**What to do**
A verbatim copy of the records is required, with all pictures left out.

**Dataset records**
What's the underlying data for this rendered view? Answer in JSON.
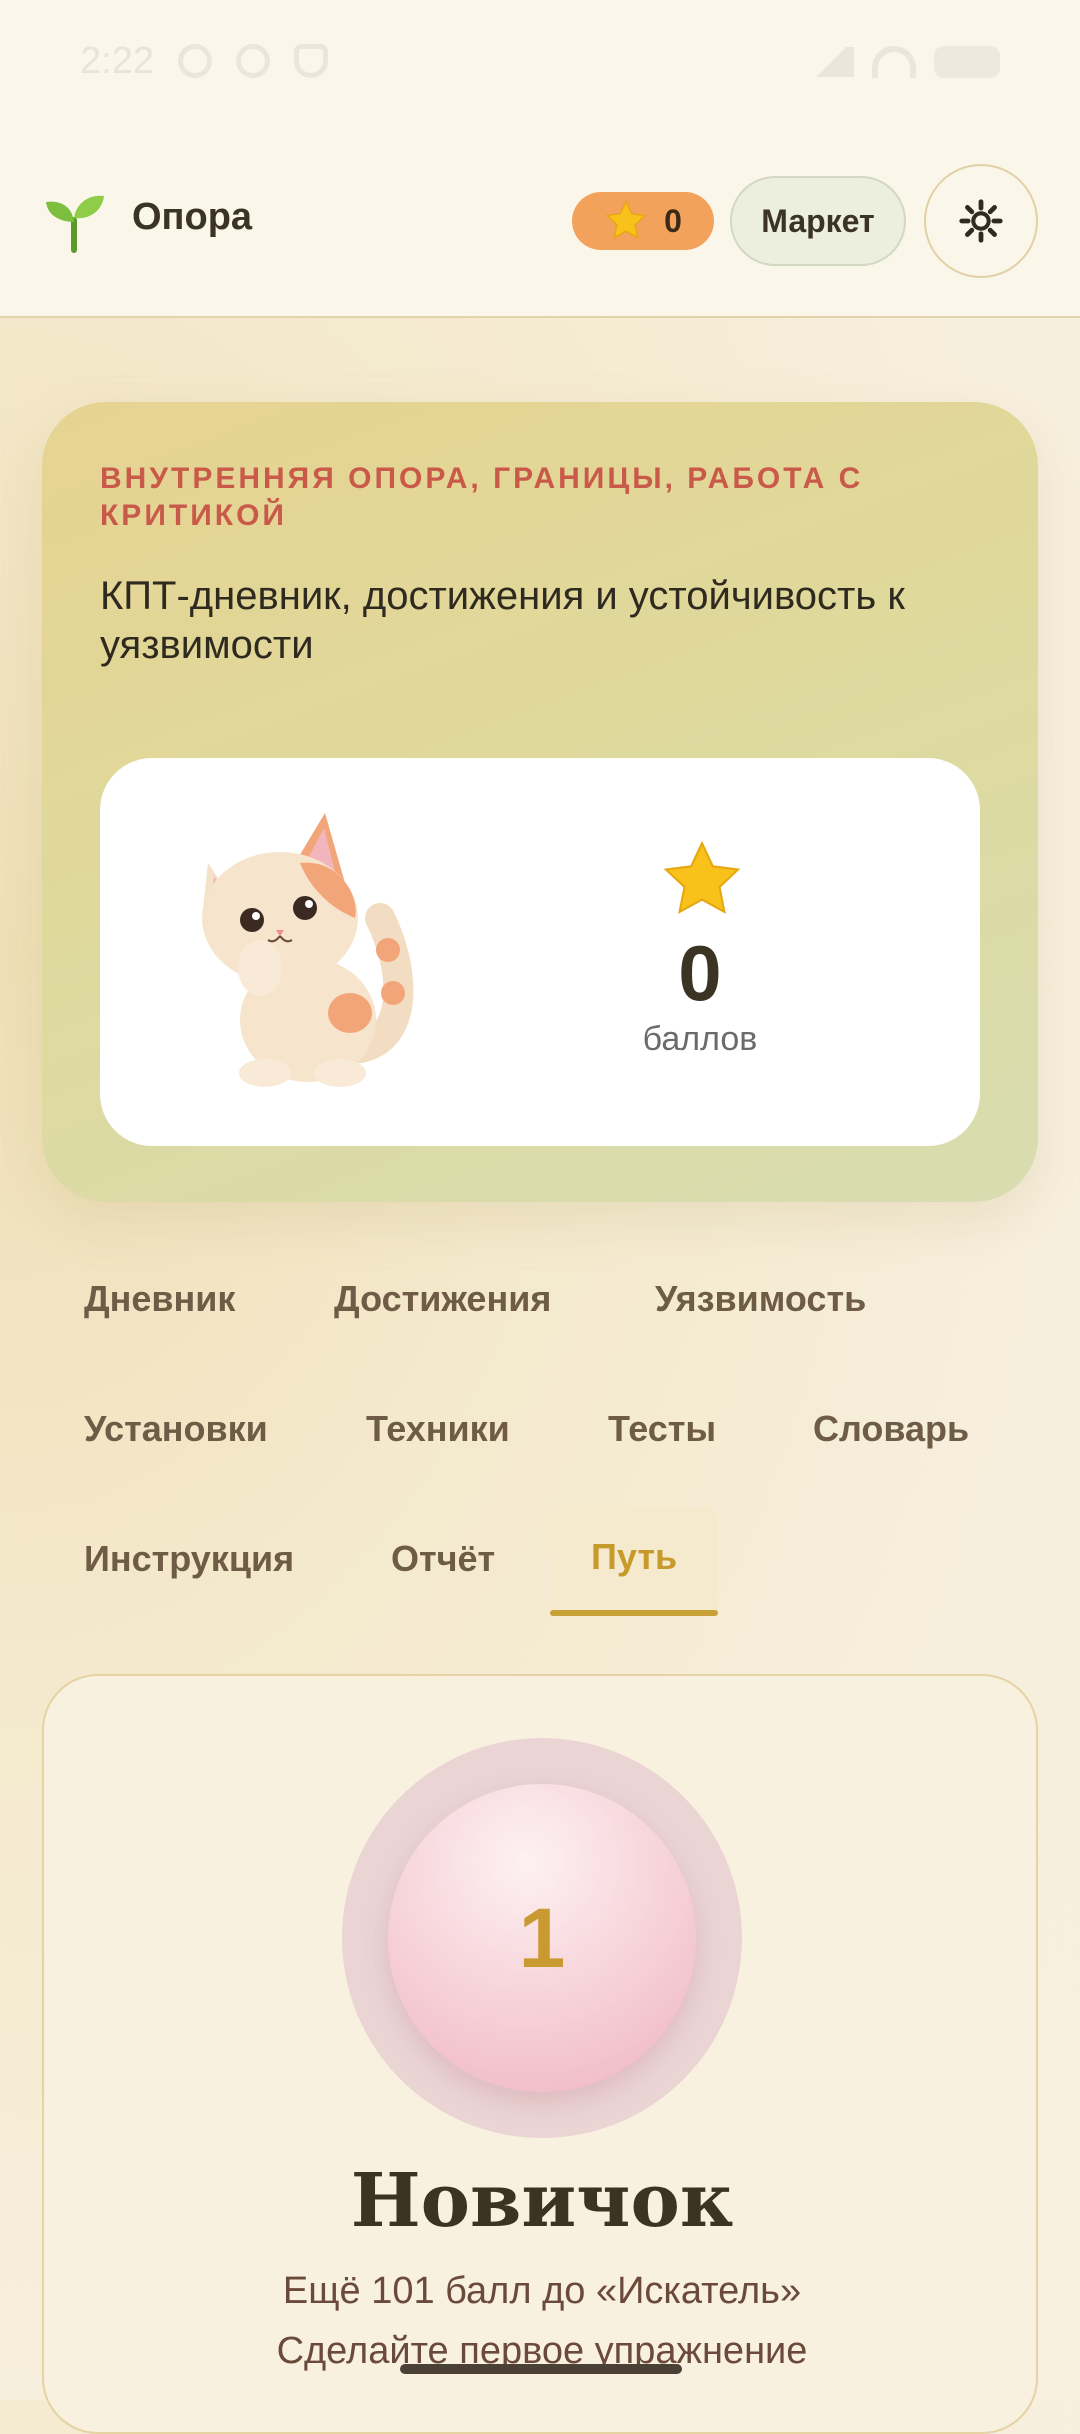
{
  "status_bar": {
    "time": "2:22"
  },
  "header": {
    "app_title": "Опора",
    "points": "0",
    "market_label": "Маркет"
  },
  "hero": {
    "subtitle": "ВНУТРЕННЯЯ ОПОРА, ГРАНИЦЫ, РАБОТА С КРИТИКОЙ",
    "title": "КПТ-дневник, достижения и устойчивость к уязвимости",
    "score": "0",
    "score_label": "баллов"
  },
  "tabs": [
    {
      "label": "Дневник"
    },
    {
      "label": "Достижения"
    },
    {
      "label": "Уязвимость"
    },
    {
      "label": "Установки"
    },
    {
      "label": "Техники"
    },
    {
      "label": "Тесты"
    },
    {
      "label": "Словарь"
    },
    {
      "label": "Инструкция"
    },
    {
      "label": "Отчёт"
    },
    {
      "label": "Путь",
      "active": true
    }
  ],
  "level": {
    "number": "1",
    "name": "Новичок",
    "next": "Ещё 101 балл до «Искатель»",
    "hint": "Сделайте первое упражнение"
  },
  "colors": {
    "accent_gold": "#c9a237",
    "points_pill": "#f3a25b",
    "subtitle_red": "#c95a4a"
  },
  "icons": [
    "sprout-icon",
    "star-icon",
    "gear-icon",
    "cat-illustration"
  ]
}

**Final result**
What's the underlying data for this rendered view? Answer in JSON.
{
  "status_bar": {
    "time": "2:22"
  },
  "header": {
    "app_title": "Опора",
    "points": "0",
    "market_label": "Маркет"
  },
  "hero": {
    "subtitle": "ВНУТРЕННЯЯ ОПОРА, ГРАНИЦЫ, РАБОТА С КРИТИКОЙ",
    "title": "КПТ-дневник, достижения и устойчивость к уязвимости",
    "score": "0",
    "score_label": "баллов"
  },
  "tabs": [
    {
      "label": "Дневник"
    },
    {
      "label": "Достижения"
    },
    {
      "label": "Уязвимость"
    },
    {
      "label": "Установки"
    },
    {
      "label": "Техники"
    },
    {
      "label": "Тесты"
    },
    {
      "label": "Словарь"
    },
    {
      "label": "Инструкция"
    },
    {
      "label": "Отчёт"
    },
    {
      "label": "Путь",
      "active": true
    }
  ],
  "level": {
    "number": "1",
    "name": "Новичок",
    "next": "Ещё 101 балл до «Искатель»",
    "hint": "Сделайте первое упражнение"
  },
  "colors": {
    "accent_gold": "#c9a237",
    "points_pill": "#f3a25b",
    "subtitle_red": "#c95a4a"
  },
  "icons": [
    "sprout-icon",
    "star-icon",
    "gear-icon",
    "cat-illustration"
  ]
}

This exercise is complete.